§ **PROVIDED ENTRIES**:

________________________

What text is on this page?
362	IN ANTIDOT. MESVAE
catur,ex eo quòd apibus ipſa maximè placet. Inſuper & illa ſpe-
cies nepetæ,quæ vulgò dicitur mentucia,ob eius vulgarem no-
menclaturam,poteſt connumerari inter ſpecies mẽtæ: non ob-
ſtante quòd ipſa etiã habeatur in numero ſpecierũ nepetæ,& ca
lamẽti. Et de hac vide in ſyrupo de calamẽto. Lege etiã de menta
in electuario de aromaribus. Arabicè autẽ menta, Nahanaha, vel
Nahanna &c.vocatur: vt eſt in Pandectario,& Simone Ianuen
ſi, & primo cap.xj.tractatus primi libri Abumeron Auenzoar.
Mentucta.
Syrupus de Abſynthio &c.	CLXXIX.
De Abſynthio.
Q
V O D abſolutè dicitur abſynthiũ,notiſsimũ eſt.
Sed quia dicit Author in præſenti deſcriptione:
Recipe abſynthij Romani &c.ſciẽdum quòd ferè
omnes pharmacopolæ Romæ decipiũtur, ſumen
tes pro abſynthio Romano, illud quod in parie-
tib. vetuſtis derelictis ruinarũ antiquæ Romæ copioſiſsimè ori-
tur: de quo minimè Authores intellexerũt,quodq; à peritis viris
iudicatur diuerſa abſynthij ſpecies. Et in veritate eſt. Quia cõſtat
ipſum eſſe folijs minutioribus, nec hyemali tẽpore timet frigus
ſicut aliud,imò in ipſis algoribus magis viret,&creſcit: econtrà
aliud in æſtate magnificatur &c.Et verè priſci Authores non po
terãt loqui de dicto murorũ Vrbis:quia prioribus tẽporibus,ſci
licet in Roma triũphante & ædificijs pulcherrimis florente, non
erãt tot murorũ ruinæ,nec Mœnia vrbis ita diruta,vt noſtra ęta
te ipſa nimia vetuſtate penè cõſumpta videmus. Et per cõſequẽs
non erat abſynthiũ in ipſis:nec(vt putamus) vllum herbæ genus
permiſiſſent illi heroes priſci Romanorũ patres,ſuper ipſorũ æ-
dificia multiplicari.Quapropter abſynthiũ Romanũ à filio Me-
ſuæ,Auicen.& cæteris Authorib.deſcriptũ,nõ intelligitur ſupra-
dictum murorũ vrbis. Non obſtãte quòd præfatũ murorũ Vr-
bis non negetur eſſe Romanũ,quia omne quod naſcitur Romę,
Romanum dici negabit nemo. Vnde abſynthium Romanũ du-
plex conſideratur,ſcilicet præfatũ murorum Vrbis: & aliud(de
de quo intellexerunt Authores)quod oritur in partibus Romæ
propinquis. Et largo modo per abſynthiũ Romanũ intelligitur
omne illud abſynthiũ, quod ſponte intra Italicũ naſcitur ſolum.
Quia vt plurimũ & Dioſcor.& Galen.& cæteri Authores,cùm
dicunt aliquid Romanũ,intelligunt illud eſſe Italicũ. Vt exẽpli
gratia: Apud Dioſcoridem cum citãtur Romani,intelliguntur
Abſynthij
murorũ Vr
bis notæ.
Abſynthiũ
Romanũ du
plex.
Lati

________________________

§ **TASK**:
The records above need to be transcribed in full. Keep every character unchanged.

§ **THE REPLY**:
What text is on this page?
362	IN ANTIDOT. MESVAE
catur,ex eo quòd apibus ipſa maximè placet. Inſuper & illa ſpe-
cies nepetæ,quæ vulgò dicitur mentucia,ob eius vulgarem no-
menclaturam,poteſt connumerari inter ſpecies mẽtæ: non ob-
ſtante quòd ipſa etiã habeatur in numero ſpecierũ nepetæ,& ca
lamẽti. Et de hac vide in ſyrupo de calamẽto. Lege etiã de menta
in electuario de aromaribus. Arabicè autẽ menta, Nahanaha, vel
Nahanna &c.vocatur: vt eſt in Pandectario,& Simone Ianuen
ſi, & primo cap.xj.tractatus primi libri Abumeron Auenzoar.
Mentucta.
Syrupus de Abſynthio &c.	CLXXIX.
De Abſynthio.
Q
V O D abſolutè dicitur abſynthiũ,notiſsimũ eſt.
Sed quia dicit Author in præſenti deſcriptione:
Recipe abſynthij Romani &c.ſciẽdum quòd ferè
omnes pharmacopolæ Romæ decipiũtur, ſumen
tes pro abſynthio Romano, illud quod in parie-
tib. vetuſtis derelictis ruinarũ antiquæ Romæ copioſiſsimè ori-
tur: de quo minimè Authores intellexerũt,quodq; à peritis viris
iudicatur diuerſa abſynthij ſpecies. Et in veritate eſt. Quia cõſtat
ipſum eſſe folijs minutioribus, nec hyemali tẽpore timet frigus
ſicut aliud,imò in ipſis algoribus magis viret,&creſcit: econtrà
aliud in æſtate magnificatur &c.Et verè priſci Authores non po
terãt loqui de dicto murorũ Vrbis:quia prioribus tẽporibus,ſci
licet in Roma triũphante & ædificijs pulcherrimis florente, non
erãt tot murorũ ruinæ,nec Mœnia vrbis ita diruta,vt noſtra ęta
te ipſa nimia vetuſtate penè cõſumpta videmus. Et per cõſequẽs
non erat abſynthiũ in ipſis:nec(vt putamus) vllum herbæ genus
permiſiſſent illi heroes priſci Romanorũ patres,ſuper ipſorũ æ-
dificia multiplicari.Quapropter abſynthiũ Romanũ à filio Me-
ſuæ,Auicen.& cæteris Authorib.deſcriptũ,nõ intelligitur ſupra-
dictum murorũ vrbis. Non obſtãte quòd præfatũ murorũ Vr-
bis non negetur eſſe Romanũ,quia omne quod naſcitur Romę,
Romanum dici negabit nemo. Vnde abſynthium Romanũ du-
plex conſideratur,ſcilicet præfatũ murorum Vrbis: & aliud(de
de quo intellexerunt Authores)quod oritur in partibus Romæ
propinquis. Et largo modo per abſynthiũ Romanũ intelligitur
omne illud abſynthiũ, quod ſponte intra Italicũ naſcitur ſolum.
Quia vt plurimũ & Dioſcor.& Galen.& cæteri Authores,cùm
dicunt aliquid Romanũ,intelligunt illud eſſe Italicũ. Vt exẽpli
gratia: Apud Dioſcoridem cum citãtur Romani,intelliguntur
Abſynthij
murorũ Vr
bis notæ.
Abſynthiũ
Romanũ du
plex.
Lati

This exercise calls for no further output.